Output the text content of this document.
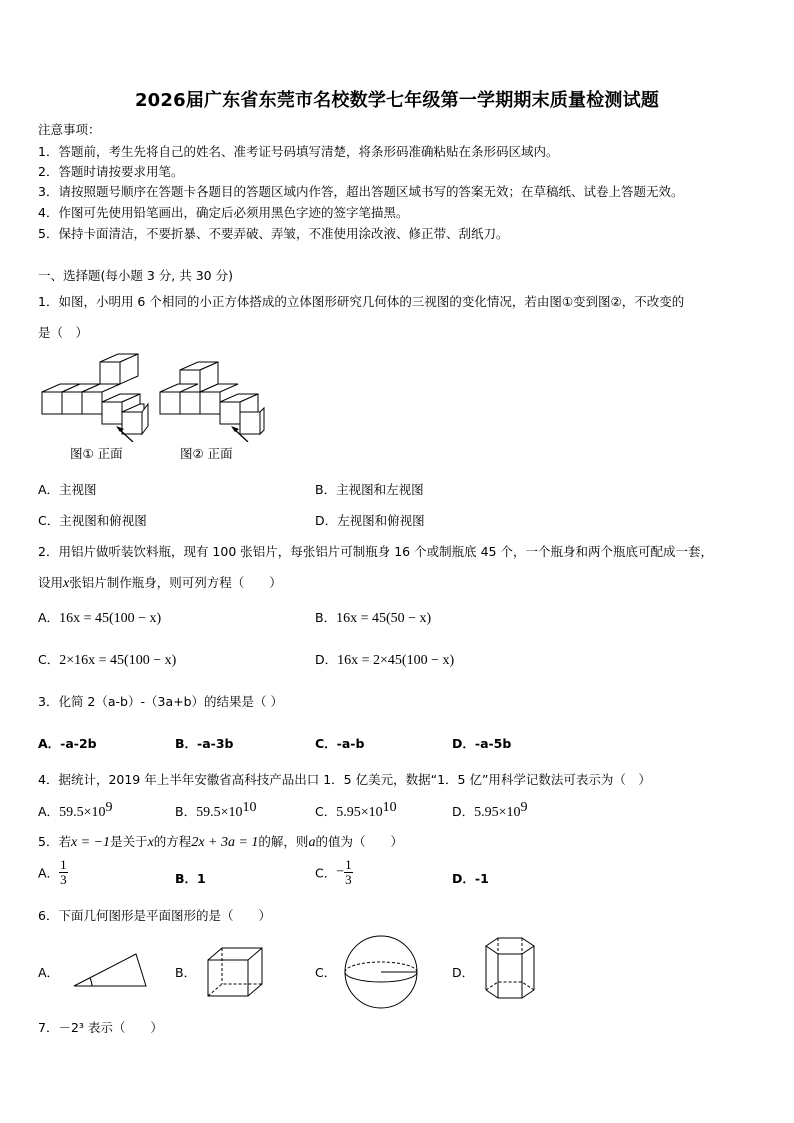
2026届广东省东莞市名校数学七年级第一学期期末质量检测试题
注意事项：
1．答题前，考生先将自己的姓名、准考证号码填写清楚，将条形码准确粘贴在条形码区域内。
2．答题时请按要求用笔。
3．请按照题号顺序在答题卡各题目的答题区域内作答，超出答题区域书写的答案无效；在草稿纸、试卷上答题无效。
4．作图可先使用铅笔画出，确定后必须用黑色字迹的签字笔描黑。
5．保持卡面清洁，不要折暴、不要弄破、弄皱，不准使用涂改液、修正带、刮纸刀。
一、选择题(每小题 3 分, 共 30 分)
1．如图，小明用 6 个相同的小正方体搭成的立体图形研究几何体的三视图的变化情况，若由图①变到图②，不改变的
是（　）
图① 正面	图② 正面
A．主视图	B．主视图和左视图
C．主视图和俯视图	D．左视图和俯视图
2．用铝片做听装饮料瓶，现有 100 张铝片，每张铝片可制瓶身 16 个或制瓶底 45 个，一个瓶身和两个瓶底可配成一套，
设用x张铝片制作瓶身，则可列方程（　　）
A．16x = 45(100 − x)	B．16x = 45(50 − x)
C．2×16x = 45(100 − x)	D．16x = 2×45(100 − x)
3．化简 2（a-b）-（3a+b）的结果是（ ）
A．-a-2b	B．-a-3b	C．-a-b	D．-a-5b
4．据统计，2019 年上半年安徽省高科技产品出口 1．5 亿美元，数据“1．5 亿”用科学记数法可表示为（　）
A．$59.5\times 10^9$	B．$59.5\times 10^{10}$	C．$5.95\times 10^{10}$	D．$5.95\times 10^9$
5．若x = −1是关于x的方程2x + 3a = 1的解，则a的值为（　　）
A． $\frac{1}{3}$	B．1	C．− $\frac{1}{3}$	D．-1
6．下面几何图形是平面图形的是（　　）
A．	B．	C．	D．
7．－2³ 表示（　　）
┄┄┄┄┄┄┄┄┄┄
Instructions for the task -
Copy the records exactly as they appear, excluding images.

Full answer -
Output the text content of this document.
2026届广东省东莞市名校数学七年级第一学期期末质量检测试题
注意事项：
1．答题前，考生先将自己的姓名、准考证号码填写清楚，将条形码准确粘贴在条形码区域内。
2．答题时请按要求用笔。
3．请按照题号顺序在答题卡各题目的答题区域内作答，超出答题区域书写的答案无效；在草稿纸、试卷上答题无效。
4．作图可先使用铅笔画出，确定后必须用黑色字迹的签字笔描黑。
5．保持卡面清洁，不要折暴、不要弄破、弄皱，不准使用涂改液、修正带、刮纸刀。
一、选择题(每小题 3 分, 共 30 分)
1．如图，小明用 6 个相同的小正方体搭成的立体图形研究几何体的三视图的变化情况，若由图①变到图②，不改变的
是（　）
图① 正面	图② 正面
A．主视图	B．主视图和左视图
C．主视图和俯视图	D．左视图和俯视图
2．用铝片做听装饮料瓶，现有 100 张铝片，每张铝片可制瓶身 16 个或制瓶底 45 个，一个瓶身和两个瓶底可配成一套，
设用x张铝片制作瓶身，则可列方程（　　）
A．16x = 45(100 − x)	B．16x = 45(50 − x)
C．2×16x = 45(100 − x)	D．16x = 2×45(100 − x)
3．化简 2（a-b）-（3a+b）的结果是（ ）
A．-a-2b	B．-a-3b	C．-a-b	D．-a-5b
4．据统计，2019 年上半年安徽省高科技产品出口 1．5 亿美元，数据“1．5 亿”用科学记数法可表示为（　）
A．$59.5\times 10^9$	B．$59.5\times 10^{10}$	C．$5.95\times 10^{10}$	D．$5.95\times 10^9$
5．若x = −1是关于x的方程2x + 3a = 1的解，则a的值为（　　）
A． $\frac{1}{3}$	B．1	C．− $\frac{1}{3}$	D．-1
6．下面几何图形是平面图形的是（　　）
A．	B．	C．	D．
7．－2³ 表示（　　）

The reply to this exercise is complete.